Exercise description: Note each line of the listing that contains the string "label", and copy it.
*** Task inputs
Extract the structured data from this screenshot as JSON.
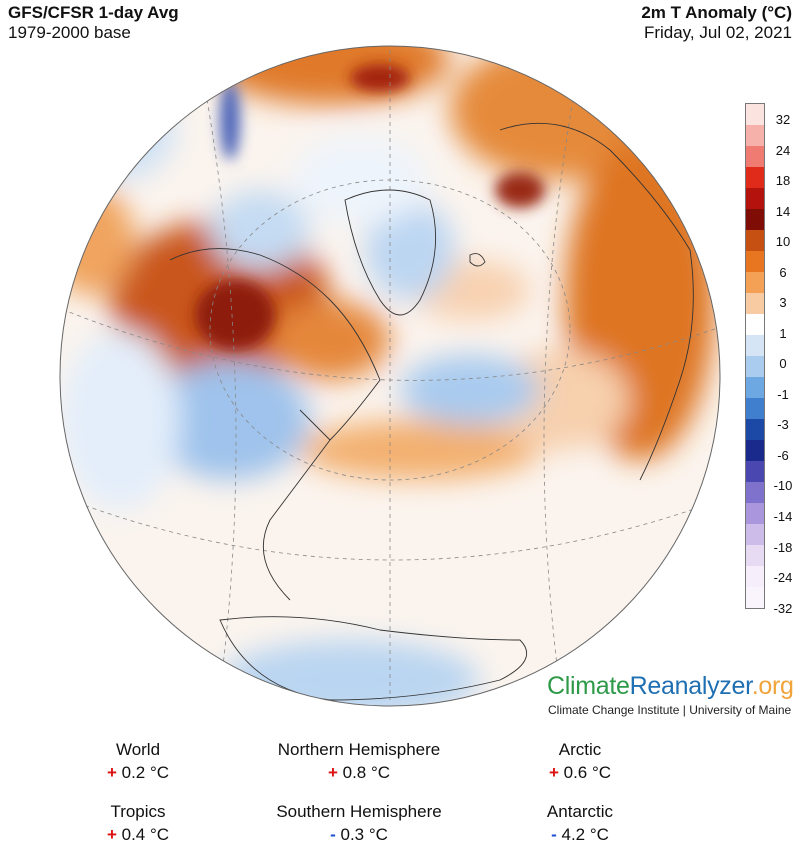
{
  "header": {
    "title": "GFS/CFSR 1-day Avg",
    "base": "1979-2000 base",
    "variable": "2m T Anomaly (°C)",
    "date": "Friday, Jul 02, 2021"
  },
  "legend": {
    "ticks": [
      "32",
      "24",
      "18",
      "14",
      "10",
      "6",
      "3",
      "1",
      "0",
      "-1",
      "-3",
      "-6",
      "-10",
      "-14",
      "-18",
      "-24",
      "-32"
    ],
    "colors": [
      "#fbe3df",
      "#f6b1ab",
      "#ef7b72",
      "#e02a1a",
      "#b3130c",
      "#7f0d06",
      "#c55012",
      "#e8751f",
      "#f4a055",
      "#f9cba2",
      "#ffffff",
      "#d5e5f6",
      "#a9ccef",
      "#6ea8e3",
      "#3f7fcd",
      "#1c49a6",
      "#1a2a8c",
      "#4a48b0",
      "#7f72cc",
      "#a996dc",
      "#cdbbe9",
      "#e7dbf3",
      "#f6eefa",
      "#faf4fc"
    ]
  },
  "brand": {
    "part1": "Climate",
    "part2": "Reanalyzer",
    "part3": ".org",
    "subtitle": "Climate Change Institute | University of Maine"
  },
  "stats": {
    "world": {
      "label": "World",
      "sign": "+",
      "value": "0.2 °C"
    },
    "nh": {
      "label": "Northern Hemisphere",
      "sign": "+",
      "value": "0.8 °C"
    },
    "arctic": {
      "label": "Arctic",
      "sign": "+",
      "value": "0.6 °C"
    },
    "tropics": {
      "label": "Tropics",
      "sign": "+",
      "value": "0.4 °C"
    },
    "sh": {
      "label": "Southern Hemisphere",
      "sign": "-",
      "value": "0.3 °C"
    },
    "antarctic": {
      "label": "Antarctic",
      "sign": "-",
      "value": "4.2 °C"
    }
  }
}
******
Output for this task:
      "label": "World",
      "label": "Northern Hemisphere",
      "label": "Arctic",
      "label": "Tropics",
      "label": "Southern Hemisphere",
      "label": "Antarctic",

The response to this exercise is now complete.